* Begin *
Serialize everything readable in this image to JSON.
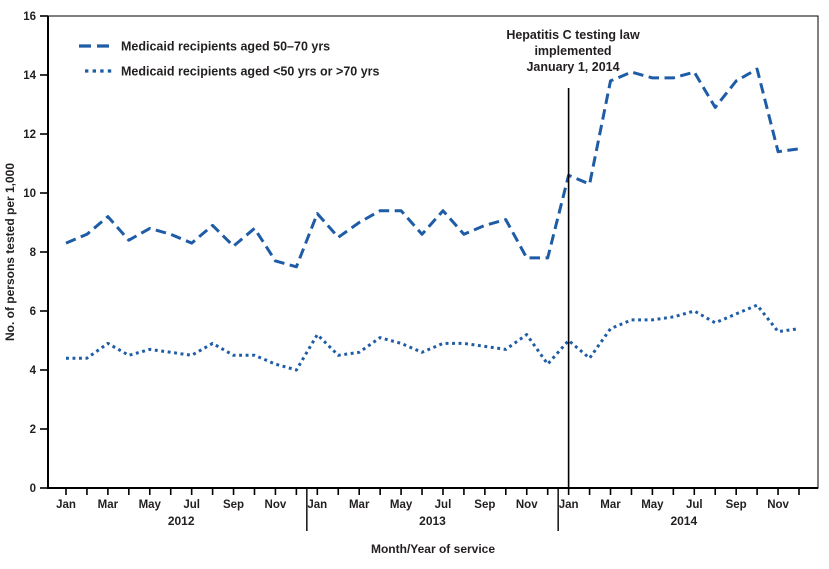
{
  "figure": {
    "background": "#ffffff",
    "line_color": "#1e5ca6",
    "axis_color": "#000000",
    "text_color": "#231f20"
  },
  "legend": {
    "items": [
      {
        "label": "Medicaid recipients aged 50–70 yrs",
        "style": "dashed"
      },
      {
        "label": "Medicaid recipients aged <50 yrs or >70 yrs",
        "style": "dotted"
      }
    ]
  },
  "annotation": {
    "lines": [
      "Hepatitis C testing law",
      "implemented",
      "January 1, 2014"
    ]
  },
  "chart_data": {
    "type": "line",
    "title": "",
    "xlabel": "Month/Year of service",
    "ylabel": "No. of persons tested per 1,000",
    "ylim": [
      0,
      16
    ],
    "ytick_step": 2,
    "grid": false,
    "legend_position": "top-left",
    "years": [
      "2012",
      "2013",
      "2014"
    ],
    "x": [
      "Jan 2012",
      "Feb 2012",
      "Mar 2012",
      "Apr 2012",
      "May 2012",
      "Jun 2012",
      "Jul 2012",
      "Aug 2012",
      "Sep 2012",
      "Oct 2012",
      "Nov 2012",
      "Dec 2012",
      "Jan 2013",
      "Feb 2013",
      "Mar 2013",
      "Apr 2013",
      "May 2013",
      "Jun 2013",
      "Jul 2013",
      "Aug 2013",
      "Sep 2013",
      "Oct 2013",
      "Nov 2013",
      "Dec 2013",
      "Jan 2014",
      "Feb 2014",
      "Mar 2014",
      "Apr 2014",
      "May 2014",
      "Jun 2014",
      "Jul 2014",
      "Aug 2014",
      "Sep 2014",
      "Oct 2014",
      "Nov 2014",
      "Dec 2014"
    ],
    "series": [
      {
        "name": "Medicaid recipients aged 50–70 yrs",
        "dash": "dashed",
        "values": [
          8.3,
          8.6,
          9.2,
          8.4,
          8.8,
          8.6,
          8.3,
          8.9,
          8.2,
          8.8,
          7.7,
          7.5,
          9.3,
          8.5,
          9.0,
          9.4,
          9.4,
          8.6,
          9.4,
          8.6,
          8.9,
          9.1,
          7.8,
          7.8,
          10.6,
          10.3,
          13.8,
          14.1,
          13.9,
          13.9,
          14.1,
          12.9,
          13.8,
          14.2,
          11.4,
          11.5
        ]
      },
      {
        "name": "Medicaid recipients aged <50 yrs or >70 yrs",
        "dash": "dotted",
        "values": [
          4.4,
          4.4,
          4.9,
          4.5,
          4.7,
          4.6,
          4.5,
          4.9,
          4.5,
          4.5,
          4.2,
          4.0,
          5.2,
          4.5,
          4.6,
          5.1,
          4.9,
          4.6,
          4.9,
          4.9,
          4.8,
          4.7,
          5.2,
          4.2,
          5.0,
          4.4,
          5.4,
          5.7,
          5.7,
          5.8,
          6.0,
          5.6,
          5.9,
          6.2,
          5.3,
          5.4
        ]
      }
    ],
    "vline": {
      "at_month": "Jan 2014",
      "month_index": 24
    }
  }
}
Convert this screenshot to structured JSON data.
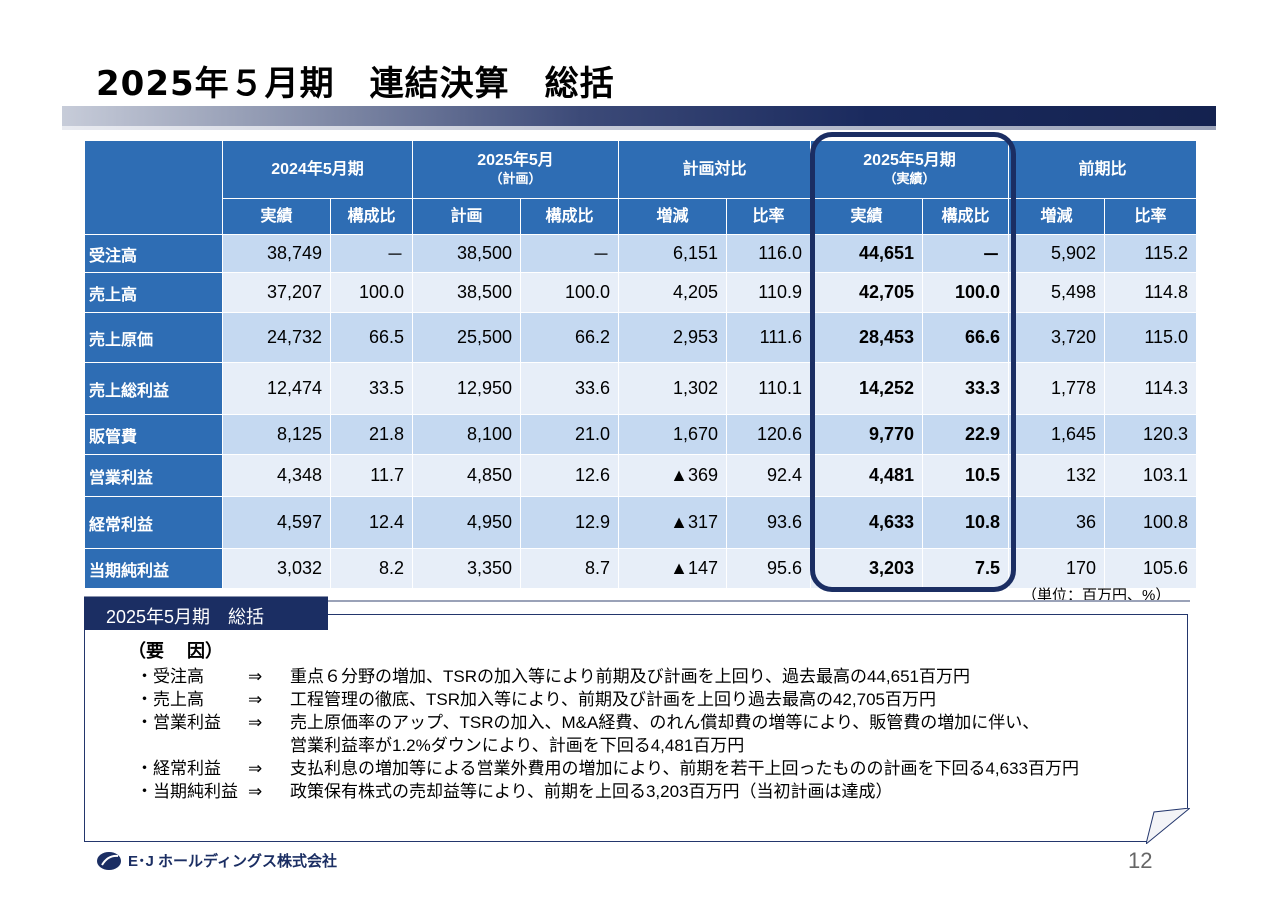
{
  "header": {
    "title": "2025年５月期　連結決算　総括"
  },
  "table": {
    "col_groups": [
      {
        "label": "2024年5月期",
        "sub": ""
      },
      {
        "label": "2025年5月",
        "sub": "（計画）"
      },
      {
        "label": "計画対比",
        "sub": ""
      },
      {
        "label": "2025年5月期",
        "sub": "（実績）"
      },
      {
        "label": "前期比",
        "sub": ""
      }
    ],
    "sub_headers": [
      "実績",
      "構成比",
      "計画",
      "構成比",
      "増減",
      "比率",
      "実績",
      "構成比",
      "増減",
      "比率"
    ],
    "rows": [
      {
        "label": "受注高",
        "values": [
          "38,749",
          "－",
          "38,500",
          "－",
          "6,151",
          "116.0",
          "44,651",
          "－",
          "5,902",
          "115.2"
        ]
      },
      {
        "label": "売上高",
        "values": [
          "37,207",
          "100.0",
          "38,500",
          "100.0",
          "4,205",
          "110.9",
          "42,705",
          "100.0",
          "5,498",
          "114.8"
        ]
      },
      {
        "label": "売上原価",
        "values": [
          "24,732",
          "66.5",
          "25,500",
          "66.2",
          "2,953",
          "111.6",
          "28,453",
          "66.6",
          "3,720",
          "115.0"
        ]
      },
      {
        "label": "売上総利益",
        "values": [
          "12,474",
          "33.5",
          "12,950",
          "33.6",
          "1,302",
          "110.1",
          "14,252",
          "33.3",
          "1,778",
          "114.3"
        ]
      },
      {
        "label": "販管費",
        "values": [
          "8,125",
          "21.8",
          "8,100",
          "21.0",
          "1,670",
          "120.6",
          "9,770",
          "22.9",
          "1,645",
          "120.3"
        ]
      },
      {
        "label": "営業利益",
        "values": [
          "4,348",
          "11.7",
          "4,850",
          "12.6",
          "▲369",
          "92.4",
          "4,481",
          "10.5",
          "132",
          "103.1"
        ]
      },
      {
        "label": "経常利益",
        "values": [
          "4,597",
          "12.4",
          "4,950",
          "12.9",
          "▲317",
          "93.6",
          "4,633",
          "10.8",
          "36",
          "100.8"
        ]
      },
      {
        "label": "当期純利益",
        "values": [
          "3,032",
          "8.2",
          "3,350",
          "8.7",
          "▲147",
          "95.6",
          "3,203",
          "7.5",
          "170",
          "105.6"
        ]
      }
    ],
    "unit": "（単位：百万円、%）"
  },
  "summary": {
    "tab_label": "2025年5月期　総括",
    "factors_heading": "（要　 因）",
    "arrow": "⇒",
    "items": [
      {
        "label": "・受注高",
        "text": "重点６分野の増加、TSRの加入等により前期及び計画を上回り、過去最高の44,651百万円"
      },
      {
        "label": "・売上高",
        "text": "工程管理の徹底、TSR加入等により、前期及び計画を上回り過去最高の42,705百万円"
      },
      {
        "label": "・営業利益",
        "text": "売上原価率のアップ、TSRの加入、M&A経費、のれん償却費の増等により、販管費の増加に伴い、"
      },
      {
        "label": "",
        "text": "営業利益率が1.2%ダウンにより、計画を下回る4,481百万円"
      },
      {
        "label": "・経常利益",
        "text": "支払利息の増加等による営業外費用の増加により、前期を若干上回ったものの計画を下回る4,633百万円"
      },
      {
        "label": "・当期純利益",
        "text": "政策保有株式の売却益等により、前期を上回る3,203百万円（当初計画は達成）"
      }
    ]
  },
  "footer": {
    "company": "E･J ホールディングス株式会社",
    "page_number": "12"
  },
  "colors": {
    "header_blue": "#2e6db4",
    "navy": "#1b2e63",
    "row_light": "#e7eef8",
    "row_mid": "#c5d9f1"
  }
}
* End *
Task requirements:
Restate each entry word for word, leaving out any pictures.

Output below:
Serialize everything readable in this image to JSON.
{
  "figure": {
    "background": "#ffffff",
    "line_color": "#1e5ca6",
    "axis_color": "#000000",
    "text_color": "#231f20"
  },
  "legend": {
    "items": [
      {
        "label": "Medicaid recipients aged 50–70 yrs",
        "style": "dashed"
      },
      {
        "label": "Medicaid recipients aged <50 yrs or >70 yrs",
        "style": "dotted"
      }
    ]
  },
  "annotation": {
    "lines": [
      "Hepatitis C testing law",
      "implemented",
      "January 1, 2014"
    ]
  },
  "chart_data": {
    "type": "line",
    "title": "",
    "xlabel": "Month/Year of service",
    "ylabel": "No. of persons tested per 1,000",
    "ylim": [
      0,
      16
    ],
    "ytick_step": 2,
    "grid": false,
    "legend_position": "top-left",
    "years": [
      "2012",
      "2013",
      "2014"
    ],
    "x": [
      "Jan 2012",
      "Feb 2012",
      "Mar 2012",
      "Apr 2012",
      "May 2012",
      "Jun 2012",
      "Jul 2012",
      "Aug 2012",
      "Sep 2012",
      "Oct 2012",
      "Nov 2012",
      "Dec 2012",
      "Jan 2013",
      "Feb 2013",
      "Mar 2013",
      "Apr 2013",
      "May 2013",
      "Jun 2013",
      "Jul 2013",
      "Aug 2013",
      "Sep 2013",
      "Oct 2013",
      "Nov 2013",
      "Dec 2013",
      "Jan 2014",
      "Feb 2014",
      "Mar 2014",
      "Apr 2014",
      "May 2014",
      "Jun 2014",
      "Jul 2014",
      "Aug 2014",
      "Sep 2014",
      "Oct 2014",
      "Nov 2014",
      "Dec 2014"
    ],
    "series": [
      {
        "name": "Medicaid recipients aged 50–70 yrs",
        "dash": "dashed",
        "values": [
          8.3,
          8.6,
          9.2,
          8.4,
          8.8,
          8.6,
          8.3,
          8.9,
          8.2,
          8.8,
          7.7,
          7.5,
          9.3,
          8.5,
          9.0,
          9.4,
          9.4,
          8.6,
          9.4,
          8.6,
          8.9,
          9.1,
          7.8,
          7.8,
          10.6,
          10.3,
          13.8,
          14.1,
          13.9,
          13.9,
          14.1,
          12.9,
          13.8,
          14.2,
          11.4,
          11.5
        ]
      },
      {
        "name": "Medicaid recipients aged <50 yrs or >70 yrs",
        "dash": "dotted",
        "values": [
          4.4,
          4.4,
          4.9,
          4.5,
          4.7,
          4.6,
          4.5,
          4.9,
          4.5,
          4.5,
          4.2,
          4.0,
          5.2,
          4.5,
          4.6,
          5.1,
          4.9,
          4.6,
          4.9,
          4.9,
          4.8,
          4.7,
          5.2,
          4.2,
          5.0,
          4.4,
          5.4,
          5.7,
          5.7,
          5.8,
          6.0,
          5.6,
          5.9,
          6.2,
          5.3,
          5.4
        ]
      }
    ],
    "vline": {
      "at_month": "Jan 2014",
      "month_index": 24
    }
  }
}
Convert this screenshot to structured JSON data.
{
  "header": {
    "title": "2025年５月期　連結決算　総括"
  },
  "table": {
    "col_groups": [
      {
        "label": "2024年5月期",
        "sub": ""
      },
      {
        "label": "2025年5月",
        "sub": "（計画）"
      },
      {
        "label": "計画対比",
        "sub": ""
      },
      {
        "label": "2025年5月期",
        "sub": "（実績）"
      },
      {
        "label": "前期比",
        "sub": ""
      }
    ],
    "sub_headers": [
      "実績",
      "構成比",
      "計画",
      "構成比",
      "増減",
      "比率",
      "実績",
      "構成比",
      "増減",
      "比率"
    ],
    "rows": [
      {
        "label": "受注高",
        "values": [
          "38,749",
          "－",
          "38,500",
          "－",
          "6,151",
          "116.0",
          "44,651",
          "－",
          "5,902",
          "115.2"
        ]
      },
      {
        "label": "売上高",
        "values": [
          "37,207",
          "100.0",
          "38,500",
          "100.0",
          "4,205",
          "110.9",
          "42,705",
          "100.0",
          "5,498",
          "114.8"
        ]
      },
      {
        "label": "売上原価",
        "values": [
          "24,732",
          "66.5",
          "25,500",
          "66.2",
          "2,953",
          "111.6",
          "28,453",
          "66.6",
          "3,720",
          "115.0"
        ]
      },
      {
        "label": "売上総利益",
        "values": [
          "12,474",
          "33.5",
          "12,950",
          "33.6",
          "1,302",
          "110.1",
          "14,252",
          "33.3",
          "1,778",
          "114.3"
        ]
      },
      {
        "label": "販管費",
        "values": [
          "8,125",
          "21.8",
          "8,100",
          "21.0",
          "1,670",
          "120.6",
          "9,770",
          "22.9",
          "1,645",
          "120.3"
        ]
      },
      {
        "label": "営業利益",
        "values": [
          "4,348",
          "11.7",
          "4,850",
          "12.6",
          "▲369",
          "92.4",
          "4,481",
          "10.5",
          "132",
          "103.1"
        ]
      },
      {
        "label": "経常利益",
        "values": [
          "4,597",
          "12.4",
          "4,950",
          "12.9",
          "▲317",
          "93.6",
          "4,633",
          "10.8",
          "36",
          "100.8"
        ]
      },
      {
        "label": "当期純利益",
        "values": [
          "3,032",
          "8.2",
          "3,350",
          "8.7",
          "▲147",
          "95.6",
          "3,203",
          "7.5",
          "170",
          "105.6"
        ]
      }
    ],
    "unit": "（単位：百万円、%）"
  },
  "summary": {
    "tab_label": "2025年5月期　総括",
    "factors_heading": "（要　 因）",
    "arrow": "⇒",
    "items": [
      {
        "label": "・受注高",
        "text": "重点６分野の増加、TSRの加入等により前期及び計画を上回り、過去最高の44,651百万円"
      },
      {
        "label": "・売上高",
        "text": "工程管理の徹底、TSR加入等により、前期及び計画を上回り過去最高の42,705百万円"
      },
      {
        "label": "・営業利益",
        "text": "売上原価率のアップ、TSRの加入、M&A経費、のれん償却費の増等により、販管費の増加に伴い、"
      },
      {
        "label": "",
        "text": "営業利益率が1.2%ダウンにより、計画を下回る4,481百万円"
      },
      {
        "label": "・経常利益",
        "text": "支払利息の増加等による営業外費用の増加により、前期を若干上回ったものの計画を下回る4,633百万円"
      },
      {
        "label": "・当期純利益",
        "text": "政策保有株式の売却益等により、前期を上回る3,203百万円（当初計画は達成）"
      }
    ]
  },
  "footer": {
    "company": "E･J ホールディングス株式会社",
    "page_number": "12"
  },
  "colors": {
    "header_blue": "#2e6db4",
    "navy": "#1b2e63",
    "row_light": "#e7eef8",
    "row_mid": "#c5d9f1"
  }
}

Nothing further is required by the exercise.